[Items from a dataset]
☆ ☆ ☆ ☆ ☆

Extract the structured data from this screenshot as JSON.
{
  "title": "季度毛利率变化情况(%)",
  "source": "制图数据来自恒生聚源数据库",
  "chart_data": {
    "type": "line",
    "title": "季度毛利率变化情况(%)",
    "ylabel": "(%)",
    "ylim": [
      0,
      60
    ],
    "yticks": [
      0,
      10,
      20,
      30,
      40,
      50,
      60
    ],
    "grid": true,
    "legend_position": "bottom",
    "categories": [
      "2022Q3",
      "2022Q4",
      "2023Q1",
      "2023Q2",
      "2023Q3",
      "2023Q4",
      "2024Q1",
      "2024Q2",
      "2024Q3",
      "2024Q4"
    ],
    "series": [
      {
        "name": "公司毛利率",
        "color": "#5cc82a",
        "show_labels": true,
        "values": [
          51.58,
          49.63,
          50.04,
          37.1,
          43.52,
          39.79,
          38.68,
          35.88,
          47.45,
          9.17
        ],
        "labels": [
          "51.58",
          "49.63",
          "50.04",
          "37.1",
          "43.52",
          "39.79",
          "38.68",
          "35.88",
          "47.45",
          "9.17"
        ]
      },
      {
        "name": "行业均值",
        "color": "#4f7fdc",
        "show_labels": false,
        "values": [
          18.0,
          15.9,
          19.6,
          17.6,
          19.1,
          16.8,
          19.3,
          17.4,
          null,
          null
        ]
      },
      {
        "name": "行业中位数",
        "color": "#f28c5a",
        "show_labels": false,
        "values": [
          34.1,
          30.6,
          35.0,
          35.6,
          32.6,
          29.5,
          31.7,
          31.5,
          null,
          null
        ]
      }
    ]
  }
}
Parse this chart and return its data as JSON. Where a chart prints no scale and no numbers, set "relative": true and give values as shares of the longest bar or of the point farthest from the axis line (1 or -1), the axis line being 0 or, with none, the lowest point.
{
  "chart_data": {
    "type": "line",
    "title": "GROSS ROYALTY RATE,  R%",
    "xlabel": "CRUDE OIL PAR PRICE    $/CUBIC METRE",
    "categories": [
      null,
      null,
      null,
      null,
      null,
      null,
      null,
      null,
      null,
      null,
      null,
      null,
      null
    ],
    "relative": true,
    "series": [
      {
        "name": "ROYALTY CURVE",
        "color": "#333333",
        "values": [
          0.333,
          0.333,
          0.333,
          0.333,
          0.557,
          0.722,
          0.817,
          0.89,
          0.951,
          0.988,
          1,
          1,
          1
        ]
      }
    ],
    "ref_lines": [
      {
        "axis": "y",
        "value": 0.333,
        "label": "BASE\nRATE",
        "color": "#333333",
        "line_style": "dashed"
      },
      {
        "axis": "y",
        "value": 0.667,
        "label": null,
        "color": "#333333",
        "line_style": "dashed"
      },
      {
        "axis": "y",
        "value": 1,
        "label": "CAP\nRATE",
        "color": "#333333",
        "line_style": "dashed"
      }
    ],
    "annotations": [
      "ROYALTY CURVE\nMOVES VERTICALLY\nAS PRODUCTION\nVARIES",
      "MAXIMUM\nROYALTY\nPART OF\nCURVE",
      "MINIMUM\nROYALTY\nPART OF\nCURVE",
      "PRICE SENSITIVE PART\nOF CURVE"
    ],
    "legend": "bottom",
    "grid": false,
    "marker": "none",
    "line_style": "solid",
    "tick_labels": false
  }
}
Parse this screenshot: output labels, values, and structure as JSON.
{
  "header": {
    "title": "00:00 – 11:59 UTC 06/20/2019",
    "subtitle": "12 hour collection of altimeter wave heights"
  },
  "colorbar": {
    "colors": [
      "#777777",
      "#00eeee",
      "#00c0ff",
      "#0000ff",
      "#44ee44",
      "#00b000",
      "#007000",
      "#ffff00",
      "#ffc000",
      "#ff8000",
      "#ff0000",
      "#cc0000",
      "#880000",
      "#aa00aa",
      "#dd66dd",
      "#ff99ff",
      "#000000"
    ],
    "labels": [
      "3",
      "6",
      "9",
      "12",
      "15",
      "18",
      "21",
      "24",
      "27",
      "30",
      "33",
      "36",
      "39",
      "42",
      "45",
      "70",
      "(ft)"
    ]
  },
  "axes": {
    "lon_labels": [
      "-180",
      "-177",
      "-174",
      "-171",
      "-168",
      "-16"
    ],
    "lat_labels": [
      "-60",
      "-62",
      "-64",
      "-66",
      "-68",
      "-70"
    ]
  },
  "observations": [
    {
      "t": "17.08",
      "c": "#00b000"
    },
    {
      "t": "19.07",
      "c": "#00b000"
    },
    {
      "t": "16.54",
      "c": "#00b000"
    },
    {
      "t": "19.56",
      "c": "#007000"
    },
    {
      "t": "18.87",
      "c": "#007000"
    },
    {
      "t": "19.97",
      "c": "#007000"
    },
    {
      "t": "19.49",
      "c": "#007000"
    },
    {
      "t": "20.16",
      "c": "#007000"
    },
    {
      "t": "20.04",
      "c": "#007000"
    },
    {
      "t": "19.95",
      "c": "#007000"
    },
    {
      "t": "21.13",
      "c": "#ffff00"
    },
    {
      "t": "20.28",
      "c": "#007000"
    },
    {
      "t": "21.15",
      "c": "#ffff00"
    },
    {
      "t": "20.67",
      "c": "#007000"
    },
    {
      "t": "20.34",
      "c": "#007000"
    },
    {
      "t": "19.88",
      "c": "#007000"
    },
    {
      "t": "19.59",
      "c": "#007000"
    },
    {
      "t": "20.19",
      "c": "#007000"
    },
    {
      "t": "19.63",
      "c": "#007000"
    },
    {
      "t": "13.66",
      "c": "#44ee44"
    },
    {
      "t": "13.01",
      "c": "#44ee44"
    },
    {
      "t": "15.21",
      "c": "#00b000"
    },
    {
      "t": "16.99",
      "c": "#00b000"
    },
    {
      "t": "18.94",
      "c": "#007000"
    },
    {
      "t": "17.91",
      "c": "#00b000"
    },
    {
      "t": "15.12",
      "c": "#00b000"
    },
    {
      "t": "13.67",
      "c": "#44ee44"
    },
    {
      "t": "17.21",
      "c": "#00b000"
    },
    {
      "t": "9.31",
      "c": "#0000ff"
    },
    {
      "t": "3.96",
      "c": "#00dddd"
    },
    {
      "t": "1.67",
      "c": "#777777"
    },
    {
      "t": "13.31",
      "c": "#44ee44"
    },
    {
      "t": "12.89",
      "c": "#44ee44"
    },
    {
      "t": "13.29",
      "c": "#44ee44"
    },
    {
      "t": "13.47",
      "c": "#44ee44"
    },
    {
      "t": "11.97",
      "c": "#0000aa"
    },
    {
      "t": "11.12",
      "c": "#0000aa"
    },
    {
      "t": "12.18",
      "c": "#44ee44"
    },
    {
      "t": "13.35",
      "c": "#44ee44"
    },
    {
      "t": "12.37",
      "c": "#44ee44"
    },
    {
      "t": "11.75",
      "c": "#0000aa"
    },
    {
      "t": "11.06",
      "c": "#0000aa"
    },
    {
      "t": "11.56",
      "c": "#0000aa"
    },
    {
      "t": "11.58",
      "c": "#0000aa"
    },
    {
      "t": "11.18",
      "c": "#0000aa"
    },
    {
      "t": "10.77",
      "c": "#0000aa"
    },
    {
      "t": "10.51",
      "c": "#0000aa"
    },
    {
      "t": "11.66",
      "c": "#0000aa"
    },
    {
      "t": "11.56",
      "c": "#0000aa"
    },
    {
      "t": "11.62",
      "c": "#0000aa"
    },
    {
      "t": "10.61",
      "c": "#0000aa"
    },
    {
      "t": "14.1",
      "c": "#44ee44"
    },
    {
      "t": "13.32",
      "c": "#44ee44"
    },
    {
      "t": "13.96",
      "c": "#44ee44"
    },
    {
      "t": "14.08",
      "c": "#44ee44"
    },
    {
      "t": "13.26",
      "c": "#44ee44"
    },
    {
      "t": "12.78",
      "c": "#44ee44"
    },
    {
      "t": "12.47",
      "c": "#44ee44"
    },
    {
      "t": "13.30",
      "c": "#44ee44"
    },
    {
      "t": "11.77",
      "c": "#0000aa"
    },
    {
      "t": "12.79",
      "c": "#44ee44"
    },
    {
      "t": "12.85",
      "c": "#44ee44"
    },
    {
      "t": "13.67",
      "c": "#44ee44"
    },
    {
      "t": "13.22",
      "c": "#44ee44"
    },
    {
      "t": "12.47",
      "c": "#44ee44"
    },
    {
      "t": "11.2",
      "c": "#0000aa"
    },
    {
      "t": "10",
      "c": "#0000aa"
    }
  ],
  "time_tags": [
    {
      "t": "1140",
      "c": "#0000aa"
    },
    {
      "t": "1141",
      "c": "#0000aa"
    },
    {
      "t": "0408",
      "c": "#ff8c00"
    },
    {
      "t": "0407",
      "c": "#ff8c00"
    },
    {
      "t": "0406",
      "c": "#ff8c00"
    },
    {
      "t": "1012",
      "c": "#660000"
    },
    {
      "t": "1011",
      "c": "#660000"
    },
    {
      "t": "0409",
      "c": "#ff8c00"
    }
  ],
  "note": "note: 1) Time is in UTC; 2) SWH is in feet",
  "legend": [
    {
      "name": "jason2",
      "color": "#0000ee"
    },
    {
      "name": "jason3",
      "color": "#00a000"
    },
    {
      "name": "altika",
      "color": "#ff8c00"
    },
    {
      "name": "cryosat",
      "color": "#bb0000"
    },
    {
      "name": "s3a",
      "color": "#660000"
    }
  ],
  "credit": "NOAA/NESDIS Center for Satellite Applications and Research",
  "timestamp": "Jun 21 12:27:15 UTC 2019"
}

☆ ☆ ☆ ☆ ☆

### AIM OF THE EXERCISE:
Answer with a single number: the count of lines holding the word "true".

### RESPONSE:
4